Short exercise: Transcribe all records exactly.
>> START
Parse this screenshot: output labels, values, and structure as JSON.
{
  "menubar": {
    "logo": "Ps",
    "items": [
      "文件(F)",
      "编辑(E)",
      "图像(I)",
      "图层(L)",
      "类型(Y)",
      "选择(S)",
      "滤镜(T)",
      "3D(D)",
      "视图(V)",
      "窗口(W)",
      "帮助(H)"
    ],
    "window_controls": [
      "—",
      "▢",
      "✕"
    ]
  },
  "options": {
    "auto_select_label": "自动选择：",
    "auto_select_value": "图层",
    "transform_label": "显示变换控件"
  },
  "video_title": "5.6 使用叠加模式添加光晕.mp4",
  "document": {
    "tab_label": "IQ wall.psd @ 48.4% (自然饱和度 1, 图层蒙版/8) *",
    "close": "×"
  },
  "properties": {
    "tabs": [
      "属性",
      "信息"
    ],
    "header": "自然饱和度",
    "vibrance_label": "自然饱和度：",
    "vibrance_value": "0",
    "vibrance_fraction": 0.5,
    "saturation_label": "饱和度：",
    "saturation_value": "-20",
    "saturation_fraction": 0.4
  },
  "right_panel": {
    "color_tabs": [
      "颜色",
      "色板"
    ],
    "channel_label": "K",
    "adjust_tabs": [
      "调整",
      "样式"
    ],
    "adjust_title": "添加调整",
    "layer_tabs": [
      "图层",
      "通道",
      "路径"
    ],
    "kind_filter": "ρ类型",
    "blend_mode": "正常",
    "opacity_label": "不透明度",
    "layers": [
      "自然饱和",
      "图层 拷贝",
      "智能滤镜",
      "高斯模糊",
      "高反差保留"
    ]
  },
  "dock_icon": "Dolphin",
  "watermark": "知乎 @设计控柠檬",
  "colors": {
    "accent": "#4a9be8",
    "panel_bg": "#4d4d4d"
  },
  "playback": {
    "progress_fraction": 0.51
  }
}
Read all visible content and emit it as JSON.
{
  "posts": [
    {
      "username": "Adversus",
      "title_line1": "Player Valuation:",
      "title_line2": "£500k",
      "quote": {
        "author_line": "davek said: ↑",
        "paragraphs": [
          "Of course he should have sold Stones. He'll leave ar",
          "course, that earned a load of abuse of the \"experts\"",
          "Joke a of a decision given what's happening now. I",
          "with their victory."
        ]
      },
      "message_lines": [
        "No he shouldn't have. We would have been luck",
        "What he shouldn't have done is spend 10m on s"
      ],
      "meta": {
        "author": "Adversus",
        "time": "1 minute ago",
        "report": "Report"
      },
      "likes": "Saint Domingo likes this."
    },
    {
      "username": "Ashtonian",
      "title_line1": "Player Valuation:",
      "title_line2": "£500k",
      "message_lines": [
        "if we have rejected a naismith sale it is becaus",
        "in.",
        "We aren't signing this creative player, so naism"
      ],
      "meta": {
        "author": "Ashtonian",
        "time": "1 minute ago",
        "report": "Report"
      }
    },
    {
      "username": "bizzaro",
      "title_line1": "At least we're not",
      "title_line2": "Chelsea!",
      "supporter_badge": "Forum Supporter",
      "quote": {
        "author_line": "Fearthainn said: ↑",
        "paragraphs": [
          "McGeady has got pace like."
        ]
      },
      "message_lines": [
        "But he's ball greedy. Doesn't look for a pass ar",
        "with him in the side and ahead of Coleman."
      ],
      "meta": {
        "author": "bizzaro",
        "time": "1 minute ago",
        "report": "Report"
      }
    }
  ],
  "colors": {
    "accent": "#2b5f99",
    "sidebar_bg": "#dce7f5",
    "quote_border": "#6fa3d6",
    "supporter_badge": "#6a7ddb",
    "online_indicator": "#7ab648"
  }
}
>> END
Solution for this problem:
Parse this screenshot: output labels, values, and structure as JSON.
{
  "menubar": {
    "logo": "Ps",
    "items": [
      "文件(F)",
      "编辑(E)",
      "图像(I)",
      "图层(L)",
      "类型(Y)",
      "选择(S)",
      "滤镜(T)",
      "3D(D)",
      "视图(V)",
      "窗口(W)",
      "帮助(H)"
    ],
    "window_controls": [
      "—",
      "▢",
      "✕"
    ]
  },
  "options": {
    "auto_select_label": "自动选择：",
    "auto_select_value": "图层",
    "transform_label": "显示变换控件"
  },
  "video_title": "5.6 使用叠加模式添加光晕.mp4",
  "document": {
    "tab_label": "IQ wall.psd @ 48.4% (自然饱和度 1, 图层蒙版/8) *",
    "close": "×"
  },
  "properties": {
    "tabs": [
      "属性",
      "信息"
    ],
    "header": "自然饱和度",
    "vibrance_label": "自然饱和度：",
    "vibrance_value": "0",
    "vibrance_fraction": 0.5,
    "saturation_label": "饱和度：",
    "saturation_value": "-20",
    "saturation_fraction": 0.4
  },
  "right_panel": {
    "color_tabs": [
      "颜色",
      "色板"
    ],
    "channel_label": "K",
    "adjust_tabs": [
      "调整",
      "样式"
    ],
    "adjust_title": "添加调整",
    "layer_tabs": [
      "图层",
      "通道",
      "路径"
    ],
    "kind_filter": "ρ类型",
    "blend_mode": "正常",
    "opacity_label": "不透明度",
    "layers": [
      "自然饱和",
      "图层 拷贝",
      "智能滤镜",
      "高斯模糊",
      "高反差保留"
    ]
  },
  "dock_icon": "Dolphin",
  "watermark": "知乎 @设计控柠檬",
  "colors": {
    "accent": "#4a9be8",
    "panel_bg": "#4d4d4d"
  },
  "playback": {
    "progress_fraction": 0.51
  }
}
Read all visible content and emit it as JSON.
{
  "posts": [
    {
      "username": "Adversus",
      "title_line1": "Player Valuation:",
      "title_line2": "£500k",
      "quote": {
        "author_line": "davek said: ↑",
        "paragraphs": [
          "Of course he should have sold Stones. He'll leave ar",
          "course, that earned a load of abuse of the \"experts\"",
          "Joke a of a decision given what's happening now. I",
          "with their victory."
        ]
      },
      "message_lines": [
        "No he shouldn't have. We would have been luck",
        "What he shouldn't have done is spend 10m on s"
      ],
      "meta": {
        "author": "Adversus",
        "time": "1 minute ago",
        "report": "Report"
      },
      "likes": "Saint Domingo likes this."
    },
    {
      "username": "Ashtonian",
      "title_line1": "Player Valuation:",
      "title_line2": "£500k",
      "message_lines": [
        "if we have rejected a naismith sale it is becaus",
        "in.",
        "We aren't signing this creative player, so naism"
      ],
      "meta": {
        "author": "Ashtonian",
        "time": "1 minute ago",
        "report": "Report"
      }
    },
    {
      "username": "bizzaro",
      "title_line1": "At least we're not",
      "title_line2": "Chelsea!",
      "supporter_badge": "Forum Supporter",
      "quote": {
        "author_line": "Fearthainn said: ↑",
        "paragraphs": [
          "McGeady has got pace like."
        ]
      },
      "message_lines": [
        "But he's ball greedy. Doesn't look for a pass ar",
        "with him in the side and ahead of Coleman."
      ],
      "meta": {
        "author": "bizzaro",
        "time": "1 minute ago",
        "report": "Report"
      }
    }
  ],
  "colors": {
    "accent": "#2b5f99",
    "sidebar_bg": "#dce7f5",
    "quote_border": "#6fa3d6",
    "supporter_badge": "#6a7ddb",
    "online_indicator": "#7ab648"
  }
}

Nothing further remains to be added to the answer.